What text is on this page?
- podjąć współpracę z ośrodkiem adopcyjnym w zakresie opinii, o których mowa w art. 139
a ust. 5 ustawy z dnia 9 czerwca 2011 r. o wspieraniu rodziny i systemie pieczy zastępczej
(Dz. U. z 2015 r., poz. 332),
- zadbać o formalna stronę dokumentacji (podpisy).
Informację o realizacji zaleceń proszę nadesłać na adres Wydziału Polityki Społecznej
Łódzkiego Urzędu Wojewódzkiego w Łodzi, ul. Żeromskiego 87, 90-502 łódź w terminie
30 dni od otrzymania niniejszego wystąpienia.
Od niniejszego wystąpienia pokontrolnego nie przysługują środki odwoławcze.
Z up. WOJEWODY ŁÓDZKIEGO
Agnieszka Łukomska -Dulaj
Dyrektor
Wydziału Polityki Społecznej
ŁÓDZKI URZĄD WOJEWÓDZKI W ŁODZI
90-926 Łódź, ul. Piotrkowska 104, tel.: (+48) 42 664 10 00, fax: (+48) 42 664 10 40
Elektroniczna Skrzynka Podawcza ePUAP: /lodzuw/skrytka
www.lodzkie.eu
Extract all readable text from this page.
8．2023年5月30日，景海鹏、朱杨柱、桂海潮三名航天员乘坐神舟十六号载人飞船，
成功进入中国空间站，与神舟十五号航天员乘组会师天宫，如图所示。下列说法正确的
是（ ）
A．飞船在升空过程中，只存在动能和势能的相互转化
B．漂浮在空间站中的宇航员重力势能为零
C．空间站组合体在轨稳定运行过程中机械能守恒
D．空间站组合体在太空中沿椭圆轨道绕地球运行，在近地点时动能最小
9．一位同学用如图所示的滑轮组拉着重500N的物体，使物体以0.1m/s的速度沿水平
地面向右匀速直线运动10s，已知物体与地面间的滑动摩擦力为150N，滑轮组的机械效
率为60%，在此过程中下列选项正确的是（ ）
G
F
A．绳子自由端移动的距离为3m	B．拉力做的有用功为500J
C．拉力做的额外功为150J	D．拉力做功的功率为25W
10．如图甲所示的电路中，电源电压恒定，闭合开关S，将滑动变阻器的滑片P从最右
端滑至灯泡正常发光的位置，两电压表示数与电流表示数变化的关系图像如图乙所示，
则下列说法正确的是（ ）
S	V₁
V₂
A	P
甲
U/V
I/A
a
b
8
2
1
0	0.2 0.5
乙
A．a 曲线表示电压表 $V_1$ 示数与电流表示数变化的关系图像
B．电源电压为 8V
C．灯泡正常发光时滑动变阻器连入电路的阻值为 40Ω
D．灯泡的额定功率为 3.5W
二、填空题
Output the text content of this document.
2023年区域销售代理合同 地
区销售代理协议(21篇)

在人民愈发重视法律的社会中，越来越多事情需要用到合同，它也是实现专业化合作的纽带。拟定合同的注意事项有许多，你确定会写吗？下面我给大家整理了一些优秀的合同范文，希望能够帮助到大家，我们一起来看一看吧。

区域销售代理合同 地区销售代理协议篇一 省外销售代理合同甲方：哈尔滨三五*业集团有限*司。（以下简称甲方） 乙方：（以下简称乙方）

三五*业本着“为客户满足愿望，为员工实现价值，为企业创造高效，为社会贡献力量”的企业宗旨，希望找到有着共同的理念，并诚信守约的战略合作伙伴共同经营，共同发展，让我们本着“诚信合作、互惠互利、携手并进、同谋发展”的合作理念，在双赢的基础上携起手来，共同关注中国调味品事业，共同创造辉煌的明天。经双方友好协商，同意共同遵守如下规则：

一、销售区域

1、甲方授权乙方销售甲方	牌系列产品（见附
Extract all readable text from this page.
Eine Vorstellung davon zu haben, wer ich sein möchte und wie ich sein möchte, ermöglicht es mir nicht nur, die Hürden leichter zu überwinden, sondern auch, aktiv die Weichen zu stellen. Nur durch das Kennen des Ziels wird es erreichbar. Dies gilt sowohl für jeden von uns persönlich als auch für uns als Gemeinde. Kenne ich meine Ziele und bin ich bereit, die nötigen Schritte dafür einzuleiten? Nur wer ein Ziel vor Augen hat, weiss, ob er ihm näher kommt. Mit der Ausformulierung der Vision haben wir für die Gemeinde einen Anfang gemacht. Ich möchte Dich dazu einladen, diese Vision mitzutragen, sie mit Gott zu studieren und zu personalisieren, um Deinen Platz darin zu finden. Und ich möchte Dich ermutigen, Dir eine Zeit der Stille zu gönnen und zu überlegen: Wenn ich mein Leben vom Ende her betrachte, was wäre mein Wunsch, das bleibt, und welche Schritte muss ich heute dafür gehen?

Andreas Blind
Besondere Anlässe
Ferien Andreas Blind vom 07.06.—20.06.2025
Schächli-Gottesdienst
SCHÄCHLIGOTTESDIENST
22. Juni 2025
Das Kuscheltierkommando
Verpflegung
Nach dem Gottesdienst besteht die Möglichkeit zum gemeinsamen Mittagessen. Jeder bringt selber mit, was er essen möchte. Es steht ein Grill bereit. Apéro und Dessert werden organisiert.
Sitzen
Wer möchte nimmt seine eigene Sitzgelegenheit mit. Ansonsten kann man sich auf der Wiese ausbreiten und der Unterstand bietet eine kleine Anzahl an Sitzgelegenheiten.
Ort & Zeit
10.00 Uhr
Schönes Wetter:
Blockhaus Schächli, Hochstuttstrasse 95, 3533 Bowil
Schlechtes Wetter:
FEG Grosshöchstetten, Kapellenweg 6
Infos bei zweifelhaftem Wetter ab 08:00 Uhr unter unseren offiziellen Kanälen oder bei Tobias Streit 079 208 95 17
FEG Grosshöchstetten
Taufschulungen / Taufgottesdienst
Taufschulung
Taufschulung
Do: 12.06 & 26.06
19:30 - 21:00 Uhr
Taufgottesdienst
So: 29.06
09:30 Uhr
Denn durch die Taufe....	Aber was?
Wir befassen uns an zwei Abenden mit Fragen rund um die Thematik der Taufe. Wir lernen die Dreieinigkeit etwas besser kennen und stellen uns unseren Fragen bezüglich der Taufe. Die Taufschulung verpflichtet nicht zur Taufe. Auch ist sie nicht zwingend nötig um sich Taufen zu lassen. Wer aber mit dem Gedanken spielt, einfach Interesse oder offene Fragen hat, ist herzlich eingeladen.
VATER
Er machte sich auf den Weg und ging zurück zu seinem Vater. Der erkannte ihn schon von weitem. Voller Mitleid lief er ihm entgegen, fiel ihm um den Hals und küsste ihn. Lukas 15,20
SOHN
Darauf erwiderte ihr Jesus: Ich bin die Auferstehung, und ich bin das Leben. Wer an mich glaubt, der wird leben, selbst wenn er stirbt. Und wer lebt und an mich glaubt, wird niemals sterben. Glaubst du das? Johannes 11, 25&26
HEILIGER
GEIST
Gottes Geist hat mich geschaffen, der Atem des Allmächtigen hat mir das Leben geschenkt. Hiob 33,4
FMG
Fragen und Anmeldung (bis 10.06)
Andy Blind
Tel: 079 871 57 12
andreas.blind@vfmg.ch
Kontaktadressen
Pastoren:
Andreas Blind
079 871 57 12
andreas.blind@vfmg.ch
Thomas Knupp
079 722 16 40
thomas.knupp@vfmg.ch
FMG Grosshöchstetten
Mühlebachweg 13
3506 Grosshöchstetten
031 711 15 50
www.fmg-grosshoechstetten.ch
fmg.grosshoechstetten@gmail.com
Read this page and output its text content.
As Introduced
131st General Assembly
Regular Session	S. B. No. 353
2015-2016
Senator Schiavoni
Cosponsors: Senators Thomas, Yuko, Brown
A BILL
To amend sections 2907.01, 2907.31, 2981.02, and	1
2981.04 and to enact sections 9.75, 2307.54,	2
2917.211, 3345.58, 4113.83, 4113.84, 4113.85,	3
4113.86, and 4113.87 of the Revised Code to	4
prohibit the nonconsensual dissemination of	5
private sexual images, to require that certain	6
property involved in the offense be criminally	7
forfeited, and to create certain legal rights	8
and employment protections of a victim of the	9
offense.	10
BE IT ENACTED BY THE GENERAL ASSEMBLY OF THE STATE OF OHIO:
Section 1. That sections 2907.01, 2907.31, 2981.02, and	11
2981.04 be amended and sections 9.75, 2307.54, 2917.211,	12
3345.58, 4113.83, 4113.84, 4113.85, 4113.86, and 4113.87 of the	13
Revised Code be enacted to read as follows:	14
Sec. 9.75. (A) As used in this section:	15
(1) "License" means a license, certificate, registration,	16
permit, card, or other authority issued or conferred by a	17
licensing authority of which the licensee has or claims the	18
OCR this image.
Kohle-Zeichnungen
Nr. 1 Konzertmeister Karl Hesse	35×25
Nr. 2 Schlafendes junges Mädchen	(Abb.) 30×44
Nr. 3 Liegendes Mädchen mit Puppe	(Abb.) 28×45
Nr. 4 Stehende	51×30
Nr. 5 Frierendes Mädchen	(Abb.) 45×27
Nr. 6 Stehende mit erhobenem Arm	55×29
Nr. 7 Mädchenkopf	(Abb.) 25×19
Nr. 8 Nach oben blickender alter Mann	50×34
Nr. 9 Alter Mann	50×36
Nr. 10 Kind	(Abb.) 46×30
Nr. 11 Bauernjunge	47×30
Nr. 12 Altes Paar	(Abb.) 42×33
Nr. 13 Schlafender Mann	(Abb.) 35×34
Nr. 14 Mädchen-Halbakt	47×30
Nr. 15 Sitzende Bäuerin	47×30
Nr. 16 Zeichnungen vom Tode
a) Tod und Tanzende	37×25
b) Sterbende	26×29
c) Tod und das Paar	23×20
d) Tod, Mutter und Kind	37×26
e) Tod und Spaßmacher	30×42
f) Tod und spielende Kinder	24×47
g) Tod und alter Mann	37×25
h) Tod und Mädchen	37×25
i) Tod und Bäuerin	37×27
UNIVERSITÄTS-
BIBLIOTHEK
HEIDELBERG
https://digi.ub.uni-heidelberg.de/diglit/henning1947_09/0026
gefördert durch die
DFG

=====

The problem
Look over the listing. Pull out every line with the string "sections" in it.

Task response
To amend sections 2907.01, 2907.31, 2981.02, and	1
2981.04 and to enact sections 9.75, 2307.54,	2
Section 1. That sections 2907.01, 2907.31, 2981.02, and	11
2981.04 be amended and sections 9.75, 2307.54, 2917.211,	12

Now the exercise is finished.